All the data below goes into the copy word for word, but the pictures don't.

** START RECORDS SHOWN **

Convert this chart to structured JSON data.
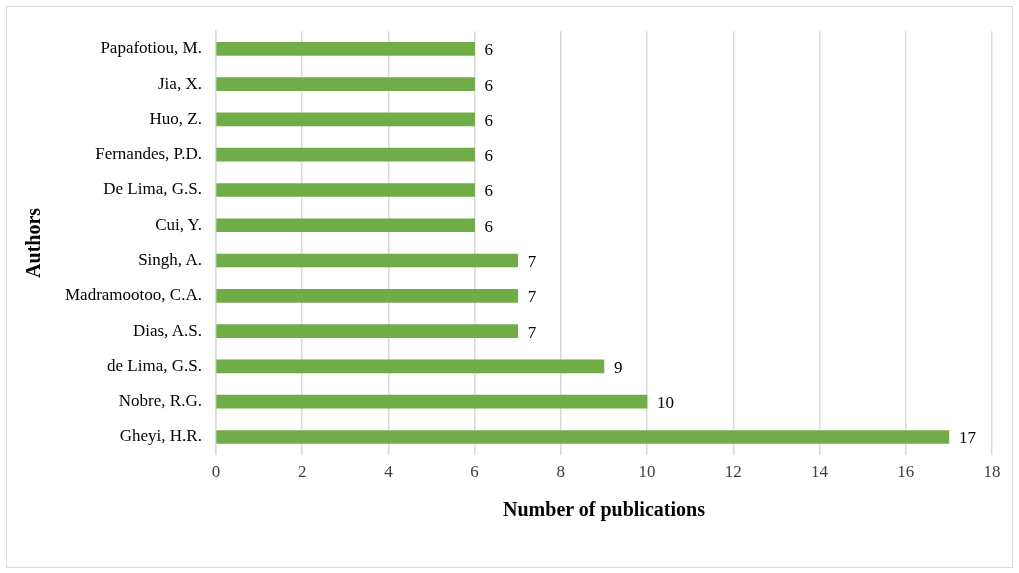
{
  "chart_data": {
    "type": "bar",
    "orientation": "horizontal",
    "xlabel": "Number of publications",
    "ylabel": "Authors",
    "categories": [
      "Papafotiou, M.",
      "Jia, X.",
      "Huo, Z.",
      "Fernandes, P.D.",
      "De Lima, G.S.",
      "Cui, Y.",
      "Singh, A.",
      "Madramootoo, C.A.",
      "Dias, A.S.",
      "de Lima, G.S.",
      "Nobre, R.G.",
      "Gheyi, H.R."
    ],
    "values": [
      6,
      6,
      6,
      6,
      6,
      6,
      7,
      7,
      7,
      9,
      10,
      17
    ],
    "color": "#70ad47",
    "xlim": [
      0,
      18
    ],
    "xticks": [
      0,
      2,
      4,
      6,
      8,
      10,
      12,
      14,
      16,
      18
    ],
    "grid": "x",
    "data_labels": true,
    "legend": false
  }
}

** END RECORDS SHOWN **

- WRITTEN ANSWER
Convert this chart to structured JSON data.
{
  "chart_data": {
    "type": "bar",
    "orientation": "horizontal",
    "xlabel": "Number of publications",
    "ylabel": "Authors",
    "categories": [
      "Papafotiou, M.",
      "Jia, X.",
      "Huo, Z.",
      "Fernandes, P.D.",
      "De Lima, G.S.",
      "Cui, Y.",
      "Singh, A.",
      "Madramootoo, C.A.",
      "Dias, A.S.",
      "de Lima, G.S.",
      "Nobre, R.G.",
      "Gheyi, H.R."
    ],
    "values": [
      6,
      6,
      6,
      6,
      6,
      6,
      7,
      7,
      7,
      9,
      10,
      17
    ],
    "color": "#70ad47",
    "xlim": [
      0,
      18
    ],
    "xticks": [
      0,
      2,
      4,
      6,
      8,
      10,
      12,
      14,
      16,
      18
    ],
    "grid": "x",
    "data_labels": true,
    "legend": false
  }
}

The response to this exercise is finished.